(Data items)
::::::

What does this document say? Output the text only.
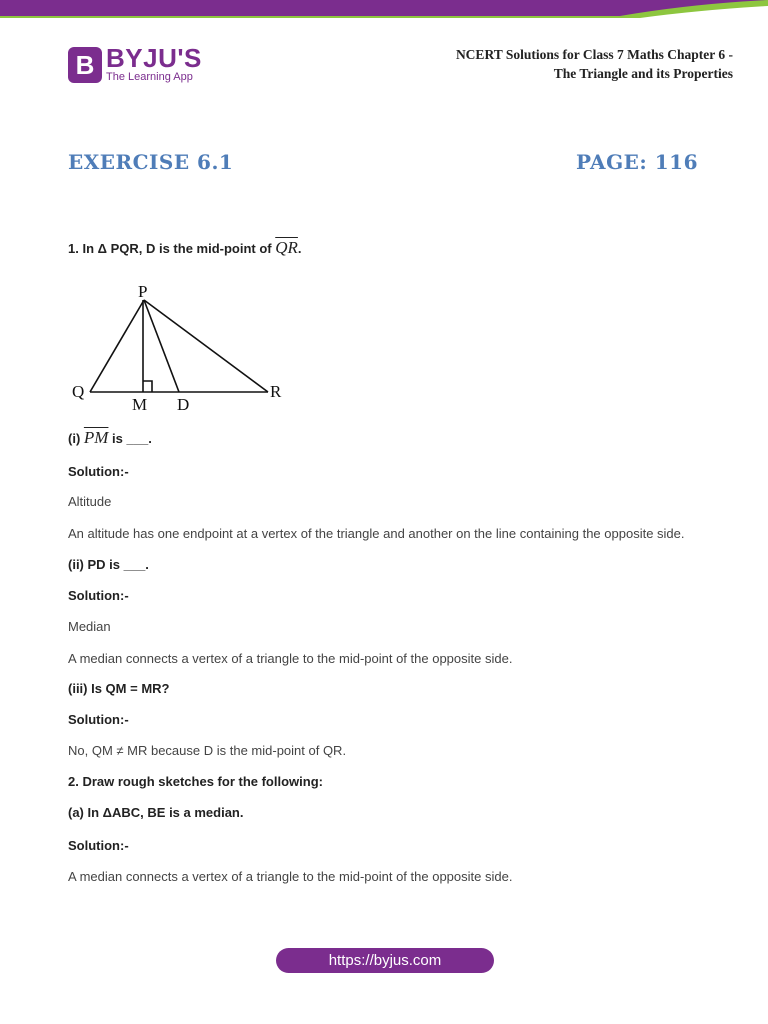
B BYJU'S
The Learning App
NCERT Solutions for Class 7 Maths Chapter 6 -
The Triangle and its Properties
EXERCISE 6.1	PAGE: 116
1. In Δ PQR, D is the mid-point of $\overline{QR}$.
P
Q	R
M D
(i) $\overline{PM}$ is ___.
Solution:-
Altitude
An altitude has one endpoint at a vertex of the triangle and another on the line containing the opposite side.
(ii) PD is ___.
Solution:-
Median
A median connects a vertex of a triangle to the mid-point of the opposite side.
(iii) Is QM = MR?
Solution:-
No, QM ≠ MR because D is the mid-point of QR.
2. Draw rough sketches for the following:
(a) In ΔABC, BE is a median.
Solution:-
A median connects a vertex of a triangle to the mid-point of the opposite side.
https://byjus.com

::::::

● Task details
Exactly as written, return every line of the listing, but not the pictures.

● Task solution
What does this document say? Output the text only.
B BYJU'S
The Learning App
NCERT Solutions for Class 7 Maths Chapter 6 -
The Triangle and its Properties
EXERCISE 6.1	PAGE: 116
1. In Δ PQR, D is the mid-point of $\overline{QR}$.
P
Q	R
M D
(i) $\overline{PM}$ is ___.
Solution:-
Altitude
An altitude has one endpoint at a vertex of the triangle and another on the line containing the opposite side.
(ii) PD is ___.
Solution:-
Median
A median connects a vertex of a triangle to the mid-point of the opposite side.
(iii) Is QM = MR?
Solution:-
No, QM ≠ MR because D is the mid-point of QR.
2. Draw rough sketches for the following:
(a) In ΔABC, BE is a median.
Solution:-
A median connects a vertex of a triangle to the mid-point of the opposite side.
https://byjus.com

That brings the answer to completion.